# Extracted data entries
========================

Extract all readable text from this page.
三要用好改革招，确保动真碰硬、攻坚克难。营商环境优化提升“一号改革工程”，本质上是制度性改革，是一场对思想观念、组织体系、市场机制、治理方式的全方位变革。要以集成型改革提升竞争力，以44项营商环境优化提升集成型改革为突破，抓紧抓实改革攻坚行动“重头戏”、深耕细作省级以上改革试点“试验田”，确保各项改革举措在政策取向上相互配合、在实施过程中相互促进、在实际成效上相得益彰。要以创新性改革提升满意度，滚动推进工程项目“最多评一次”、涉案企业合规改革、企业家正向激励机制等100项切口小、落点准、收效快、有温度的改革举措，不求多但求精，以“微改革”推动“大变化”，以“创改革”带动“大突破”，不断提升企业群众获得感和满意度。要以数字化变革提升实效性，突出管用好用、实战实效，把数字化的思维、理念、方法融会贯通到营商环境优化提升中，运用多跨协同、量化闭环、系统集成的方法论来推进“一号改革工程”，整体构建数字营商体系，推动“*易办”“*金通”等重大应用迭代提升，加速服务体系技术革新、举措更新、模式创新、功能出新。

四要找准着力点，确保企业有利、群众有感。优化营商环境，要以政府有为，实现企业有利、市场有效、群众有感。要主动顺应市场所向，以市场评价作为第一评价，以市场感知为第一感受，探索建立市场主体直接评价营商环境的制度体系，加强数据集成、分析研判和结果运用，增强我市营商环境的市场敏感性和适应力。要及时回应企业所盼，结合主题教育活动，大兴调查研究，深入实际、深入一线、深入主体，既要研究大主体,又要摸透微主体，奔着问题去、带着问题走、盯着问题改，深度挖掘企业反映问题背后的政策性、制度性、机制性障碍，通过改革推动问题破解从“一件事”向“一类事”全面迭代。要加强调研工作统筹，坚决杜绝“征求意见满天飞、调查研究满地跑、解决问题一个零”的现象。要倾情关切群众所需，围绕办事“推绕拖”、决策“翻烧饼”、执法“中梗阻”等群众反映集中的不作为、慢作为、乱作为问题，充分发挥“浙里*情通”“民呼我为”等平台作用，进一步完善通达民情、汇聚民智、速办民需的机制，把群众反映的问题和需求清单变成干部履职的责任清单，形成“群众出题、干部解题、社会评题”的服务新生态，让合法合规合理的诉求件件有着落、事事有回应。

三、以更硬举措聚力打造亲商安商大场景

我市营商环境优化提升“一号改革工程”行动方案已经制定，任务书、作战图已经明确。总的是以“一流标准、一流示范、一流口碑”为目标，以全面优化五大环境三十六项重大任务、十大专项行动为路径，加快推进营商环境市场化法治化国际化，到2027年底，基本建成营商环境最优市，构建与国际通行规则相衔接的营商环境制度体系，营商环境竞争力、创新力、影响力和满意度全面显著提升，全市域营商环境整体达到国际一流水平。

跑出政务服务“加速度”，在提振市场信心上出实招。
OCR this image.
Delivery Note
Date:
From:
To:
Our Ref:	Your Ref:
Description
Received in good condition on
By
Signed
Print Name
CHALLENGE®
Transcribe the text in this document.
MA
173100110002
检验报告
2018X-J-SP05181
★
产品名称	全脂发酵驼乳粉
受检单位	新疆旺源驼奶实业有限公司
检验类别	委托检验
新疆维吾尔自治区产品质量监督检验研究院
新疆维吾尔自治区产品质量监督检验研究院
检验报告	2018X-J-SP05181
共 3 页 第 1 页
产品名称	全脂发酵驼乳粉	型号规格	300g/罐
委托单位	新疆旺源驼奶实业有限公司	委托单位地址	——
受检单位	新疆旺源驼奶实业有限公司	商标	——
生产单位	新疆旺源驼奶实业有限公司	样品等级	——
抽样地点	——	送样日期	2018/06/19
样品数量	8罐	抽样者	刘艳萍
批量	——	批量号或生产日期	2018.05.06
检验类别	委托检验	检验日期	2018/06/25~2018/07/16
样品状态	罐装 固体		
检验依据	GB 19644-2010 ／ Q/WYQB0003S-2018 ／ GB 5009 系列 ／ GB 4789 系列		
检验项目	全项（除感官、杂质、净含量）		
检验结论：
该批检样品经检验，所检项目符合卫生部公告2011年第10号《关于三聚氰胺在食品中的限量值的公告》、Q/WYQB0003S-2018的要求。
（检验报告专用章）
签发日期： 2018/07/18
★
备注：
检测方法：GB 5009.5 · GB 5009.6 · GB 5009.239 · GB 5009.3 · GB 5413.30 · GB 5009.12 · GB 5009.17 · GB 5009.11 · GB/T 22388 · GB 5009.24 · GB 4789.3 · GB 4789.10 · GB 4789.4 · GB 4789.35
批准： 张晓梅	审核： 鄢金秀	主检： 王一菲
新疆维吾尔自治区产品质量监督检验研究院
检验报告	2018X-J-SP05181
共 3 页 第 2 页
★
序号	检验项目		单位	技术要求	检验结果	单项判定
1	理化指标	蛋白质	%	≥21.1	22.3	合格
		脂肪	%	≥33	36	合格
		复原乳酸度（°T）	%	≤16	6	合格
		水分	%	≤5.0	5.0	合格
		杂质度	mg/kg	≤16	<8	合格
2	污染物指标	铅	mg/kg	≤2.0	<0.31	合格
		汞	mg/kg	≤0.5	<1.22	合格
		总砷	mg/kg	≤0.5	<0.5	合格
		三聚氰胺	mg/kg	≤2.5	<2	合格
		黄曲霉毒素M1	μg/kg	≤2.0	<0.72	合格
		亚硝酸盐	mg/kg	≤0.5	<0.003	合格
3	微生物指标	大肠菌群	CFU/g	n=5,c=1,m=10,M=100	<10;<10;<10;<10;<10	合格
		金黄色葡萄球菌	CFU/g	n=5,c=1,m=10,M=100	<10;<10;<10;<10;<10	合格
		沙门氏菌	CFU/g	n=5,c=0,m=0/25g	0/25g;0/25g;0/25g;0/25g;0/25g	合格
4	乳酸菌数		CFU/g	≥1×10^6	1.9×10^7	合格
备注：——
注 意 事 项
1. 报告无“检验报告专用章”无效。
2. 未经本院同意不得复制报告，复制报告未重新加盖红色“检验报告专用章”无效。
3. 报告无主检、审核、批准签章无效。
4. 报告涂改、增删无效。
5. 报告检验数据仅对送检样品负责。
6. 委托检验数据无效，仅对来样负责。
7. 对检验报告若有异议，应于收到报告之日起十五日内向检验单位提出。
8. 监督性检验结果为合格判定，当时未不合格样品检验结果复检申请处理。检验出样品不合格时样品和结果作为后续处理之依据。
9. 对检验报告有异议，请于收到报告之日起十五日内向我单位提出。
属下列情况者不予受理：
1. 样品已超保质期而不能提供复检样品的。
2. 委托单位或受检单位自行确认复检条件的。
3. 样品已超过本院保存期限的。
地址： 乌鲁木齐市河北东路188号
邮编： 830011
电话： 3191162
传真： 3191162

========================

# What is being asked
Only lines that contain the word "新疆旺源驼奶实业有限公司" are wanted; copy each of them.

# Answer to this task
受检单位	新疆旺源驼奶实业有限公司
委托单位	新疆旺源驼奶实业有限公司	委托单位地址	——
受检单位	新疆旺源驼奶实业有限公司	商标	——
生产单位	新疆旺源驼奶实业有限公司	样品等级	——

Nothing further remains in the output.